Problem statement - Go through the data below line by line and count those containing the word "Curve". Reply with the count only.

Input data -
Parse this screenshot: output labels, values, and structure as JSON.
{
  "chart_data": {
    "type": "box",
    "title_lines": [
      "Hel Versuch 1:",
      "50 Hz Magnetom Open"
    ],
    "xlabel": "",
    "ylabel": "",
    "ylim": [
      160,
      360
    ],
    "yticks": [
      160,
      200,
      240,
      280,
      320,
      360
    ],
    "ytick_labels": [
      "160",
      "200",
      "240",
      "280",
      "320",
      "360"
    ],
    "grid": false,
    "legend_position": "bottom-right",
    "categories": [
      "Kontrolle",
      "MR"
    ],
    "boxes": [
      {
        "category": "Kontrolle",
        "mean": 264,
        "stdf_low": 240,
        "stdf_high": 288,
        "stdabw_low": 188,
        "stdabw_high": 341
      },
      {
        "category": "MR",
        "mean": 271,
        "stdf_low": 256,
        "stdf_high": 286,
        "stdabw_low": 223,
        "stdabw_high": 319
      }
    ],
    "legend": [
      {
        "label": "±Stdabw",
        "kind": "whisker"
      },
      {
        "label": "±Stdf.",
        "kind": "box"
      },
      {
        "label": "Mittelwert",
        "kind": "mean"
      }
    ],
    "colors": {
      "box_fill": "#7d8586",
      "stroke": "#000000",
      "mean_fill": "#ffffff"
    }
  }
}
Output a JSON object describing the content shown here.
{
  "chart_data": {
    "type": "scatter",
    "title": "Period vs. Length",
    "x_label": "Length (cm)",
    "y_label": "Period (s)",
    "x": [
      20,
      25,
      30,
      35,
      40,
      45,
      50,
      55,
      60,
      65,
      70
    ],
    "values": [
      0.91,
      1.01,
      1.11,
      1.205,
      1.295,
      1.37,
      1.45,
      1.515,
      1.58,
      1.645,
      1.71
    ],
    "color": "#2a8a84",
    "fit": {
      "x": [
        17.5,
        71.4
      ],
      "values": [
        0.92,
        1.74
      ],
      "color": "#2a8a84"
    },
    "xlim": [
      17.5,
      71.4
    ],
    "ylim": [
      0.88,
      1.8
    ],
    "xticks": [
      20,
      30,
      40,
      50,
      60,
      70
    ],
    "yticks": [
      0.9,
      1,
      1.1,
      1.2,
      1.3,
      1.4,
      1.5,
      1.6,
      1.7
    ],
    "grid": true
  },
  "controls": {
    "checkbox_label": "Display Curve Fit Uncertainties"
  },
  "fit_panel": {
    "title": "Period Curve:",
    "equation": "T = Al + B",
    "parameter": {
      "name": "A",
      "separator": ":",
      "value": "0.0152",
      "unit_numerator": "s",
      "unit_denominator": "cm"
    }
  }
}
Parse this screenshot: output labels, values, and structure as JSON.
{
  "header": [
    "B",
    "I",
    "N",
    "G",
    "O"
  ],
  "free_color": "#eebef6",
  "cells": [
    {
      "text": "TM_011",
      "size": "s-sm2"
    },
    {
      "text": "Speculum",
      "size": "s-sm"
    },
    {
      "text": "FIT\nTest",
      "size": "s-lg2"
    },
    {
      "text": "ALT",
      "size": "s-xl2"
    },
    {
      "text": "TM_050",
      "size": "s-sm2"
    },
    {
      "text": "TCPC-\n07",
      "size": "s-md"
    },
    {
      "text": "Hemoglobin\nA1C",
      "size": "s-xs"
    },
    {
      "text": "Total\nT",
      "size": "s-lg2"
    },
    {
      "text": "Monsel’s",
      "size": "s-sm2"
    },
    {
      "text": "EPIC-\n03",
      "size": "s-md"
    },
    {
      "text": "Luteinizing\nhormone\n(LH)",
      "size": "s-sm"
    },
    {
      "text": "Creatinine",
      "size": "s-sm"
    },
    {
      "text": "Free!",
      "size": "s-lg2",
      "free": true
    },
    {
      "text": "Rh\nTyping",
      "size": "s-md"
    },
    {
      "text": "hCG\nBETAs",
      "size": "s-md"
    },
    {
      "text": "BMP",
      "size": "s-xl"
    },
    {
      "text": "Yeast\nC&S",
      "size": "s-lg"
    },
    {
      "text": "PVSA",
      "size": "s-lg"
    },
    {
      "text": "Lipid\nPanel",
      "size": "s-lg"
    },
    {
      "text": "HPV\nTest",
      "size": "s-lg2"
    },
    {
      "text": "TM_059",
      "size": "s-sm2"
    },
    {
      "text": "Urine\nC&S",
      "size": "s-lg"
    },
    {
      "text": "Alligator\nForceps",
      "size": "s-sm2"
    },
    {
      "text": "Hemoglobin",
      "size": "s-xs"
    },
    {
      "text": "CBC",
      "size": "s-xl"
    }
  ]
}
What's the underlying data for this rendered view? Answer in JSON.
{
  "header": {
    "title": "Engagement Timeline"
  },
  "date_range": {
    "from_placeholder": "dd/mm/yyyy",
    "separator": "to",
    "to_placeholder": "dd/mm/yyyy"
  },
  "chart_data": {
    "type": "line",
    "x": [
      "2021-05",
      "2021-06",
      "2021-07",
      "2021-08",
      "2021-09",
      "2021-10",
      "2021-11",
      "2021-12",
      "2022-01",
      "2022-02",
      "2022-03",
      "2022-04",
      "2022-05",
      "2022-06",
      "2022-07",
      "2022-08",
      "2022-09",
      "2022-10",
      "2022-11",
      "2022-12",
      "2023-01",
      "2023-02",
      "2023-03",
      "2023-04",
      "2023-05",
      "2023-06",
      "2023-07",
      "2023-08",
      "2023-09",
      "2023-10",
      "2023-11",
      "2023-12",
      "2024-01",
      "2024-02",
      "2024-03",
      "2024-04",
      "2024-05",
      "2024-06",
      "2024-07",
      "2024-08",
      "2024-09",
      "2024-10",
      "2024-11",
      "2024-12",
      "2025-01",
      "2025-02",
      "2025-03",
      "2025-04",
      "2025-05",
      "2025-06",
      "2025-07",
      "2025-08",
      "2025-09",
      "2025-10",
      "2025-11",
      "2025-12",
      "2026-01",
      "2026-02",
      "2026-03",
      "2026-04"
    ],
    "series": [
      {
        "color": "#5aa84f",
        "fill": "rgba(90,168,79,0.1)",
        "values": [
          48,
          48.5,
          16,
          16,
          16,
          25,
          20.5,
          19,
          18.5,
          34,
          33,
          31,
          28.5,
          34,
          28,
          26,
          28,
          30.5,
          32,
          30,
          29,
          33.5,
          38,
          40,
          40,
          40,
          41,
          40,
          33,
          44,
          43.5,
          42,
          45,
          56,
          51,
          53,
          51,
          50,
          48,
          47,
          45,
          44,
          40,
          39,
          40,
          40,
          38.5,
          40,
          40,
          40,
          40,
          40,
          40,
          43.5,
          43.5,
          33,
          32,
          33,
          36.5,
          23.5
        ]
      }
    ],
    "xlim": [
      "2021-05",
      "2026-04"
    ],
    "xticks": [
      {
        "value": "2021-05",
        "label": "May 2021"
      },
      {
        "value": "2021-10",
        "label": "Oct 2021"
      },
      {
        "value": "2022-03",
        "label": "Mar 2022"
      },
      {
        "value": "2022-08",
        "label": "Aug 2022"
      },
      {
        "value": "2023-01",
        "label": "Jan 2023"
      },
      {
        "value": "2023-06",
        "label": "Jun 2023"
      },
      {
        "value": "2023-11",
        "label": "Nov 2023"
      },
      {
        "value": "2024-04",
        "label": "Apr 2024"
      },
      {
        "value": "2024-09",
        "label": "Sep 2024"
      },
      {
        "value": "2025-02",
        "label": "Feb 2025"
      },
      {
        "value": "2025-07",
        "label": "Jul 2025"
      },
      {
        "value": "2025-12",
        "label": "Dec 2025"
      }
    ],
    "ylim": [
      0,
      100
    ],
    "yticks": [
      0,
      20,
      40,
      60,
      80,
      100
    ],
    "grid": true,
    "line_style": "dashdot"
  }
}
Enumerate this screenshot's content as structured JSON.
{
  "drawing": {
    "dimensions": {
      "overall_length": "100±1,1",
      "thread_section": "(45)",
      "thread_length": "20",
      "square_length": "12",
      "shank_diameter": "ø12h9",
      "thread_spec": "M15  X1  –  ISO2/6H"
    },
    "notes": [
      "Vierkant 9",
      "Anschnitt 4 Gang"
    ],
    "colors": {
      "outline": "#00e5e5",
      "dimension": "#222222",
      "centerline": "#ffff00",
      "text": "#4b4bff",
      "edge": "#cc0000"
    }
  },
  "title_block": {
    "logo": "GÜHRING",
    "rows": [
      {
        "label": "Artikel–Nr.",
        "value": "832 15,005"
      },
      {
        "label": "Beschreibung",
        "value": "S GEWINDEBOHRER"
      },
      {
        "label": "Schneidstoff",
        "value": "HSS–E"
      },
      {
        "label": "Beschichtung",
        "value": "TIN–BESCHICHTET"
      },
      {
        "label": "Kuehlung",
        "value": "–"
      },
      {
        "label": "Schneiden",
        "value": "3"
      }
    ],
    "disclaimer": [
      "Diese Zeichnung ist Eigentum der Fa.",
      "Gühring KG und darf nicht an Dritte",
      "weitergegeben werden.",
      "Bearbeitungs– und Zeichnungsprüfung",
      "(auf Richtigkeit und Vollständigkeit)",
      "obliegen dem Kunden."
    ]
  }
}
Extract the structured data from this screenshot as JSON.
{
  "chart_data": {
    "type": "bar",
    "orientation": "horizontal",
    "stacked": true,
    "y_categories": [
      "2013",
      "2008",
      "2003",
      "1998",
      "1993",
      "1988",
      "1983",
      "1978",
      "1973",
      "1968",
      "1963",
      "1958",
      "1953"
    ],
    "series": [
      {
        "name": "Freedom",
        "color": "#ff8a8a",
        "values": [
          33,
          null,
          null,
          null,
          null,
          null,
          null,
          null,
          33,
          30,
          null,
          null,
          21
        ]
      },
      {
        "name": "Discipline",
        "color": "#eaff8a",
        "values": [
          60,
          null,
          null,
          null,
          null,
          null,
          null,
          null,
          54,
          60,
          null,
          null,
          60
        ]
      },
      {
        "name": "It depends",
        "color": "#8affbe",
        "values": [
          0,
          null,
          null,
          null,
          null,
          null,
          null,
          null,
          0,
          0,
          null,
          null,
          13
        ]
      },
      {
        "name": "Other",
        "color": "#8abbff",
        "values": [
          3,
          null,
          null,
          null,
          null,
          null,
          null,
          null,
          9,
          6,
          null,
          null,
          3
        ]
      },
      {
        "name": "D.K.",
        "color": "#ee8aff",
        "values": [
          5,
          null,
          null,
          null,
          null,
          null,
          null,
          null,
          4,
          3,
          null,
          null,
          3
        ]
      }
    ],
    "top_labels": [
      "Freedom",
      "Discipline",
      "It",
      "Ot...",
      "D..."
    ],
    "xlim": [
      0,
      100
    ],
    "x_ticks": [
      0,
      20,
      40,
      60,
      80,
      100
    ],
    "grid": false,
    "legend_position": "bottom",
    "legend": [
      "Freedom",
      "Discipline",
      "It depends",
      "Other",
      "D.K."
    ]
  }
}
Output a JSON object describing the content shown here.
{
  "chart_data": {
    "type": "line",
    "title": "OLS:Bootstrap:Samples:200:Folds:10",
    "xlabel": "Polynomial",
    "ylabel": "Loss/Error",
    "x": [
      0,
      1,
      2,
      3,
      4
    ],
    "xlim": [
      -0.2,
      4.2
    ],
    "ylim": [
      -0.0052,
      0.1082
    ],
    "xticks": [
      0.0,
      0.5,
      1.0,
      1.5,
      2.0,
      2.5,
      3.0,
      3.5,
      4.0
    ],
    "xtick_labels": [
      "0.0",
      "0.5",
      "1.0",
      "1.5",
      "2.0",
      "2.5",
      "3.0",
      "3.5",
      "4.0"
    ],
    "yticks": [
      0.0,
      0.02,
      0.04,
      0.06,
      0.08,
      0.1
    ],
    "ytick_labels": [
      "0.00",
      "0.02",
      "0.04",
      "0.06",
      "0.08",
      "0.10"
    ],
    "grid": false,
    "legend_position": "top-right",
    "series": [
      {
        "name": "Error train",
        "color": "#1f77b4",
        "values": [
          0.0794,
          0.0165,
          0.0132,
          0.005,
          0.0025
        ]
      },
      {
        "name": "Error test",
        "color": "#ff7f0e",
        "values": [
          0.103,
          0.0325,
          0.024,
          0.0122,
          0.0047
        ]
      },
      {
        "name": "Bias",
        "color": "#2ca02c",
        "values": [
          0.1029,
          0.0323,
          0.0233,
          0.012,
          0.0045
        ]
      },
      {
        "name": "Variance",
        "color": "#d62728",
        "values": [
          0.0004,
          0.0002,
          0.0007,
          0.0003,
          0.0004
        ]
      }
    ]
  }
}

Final result - 2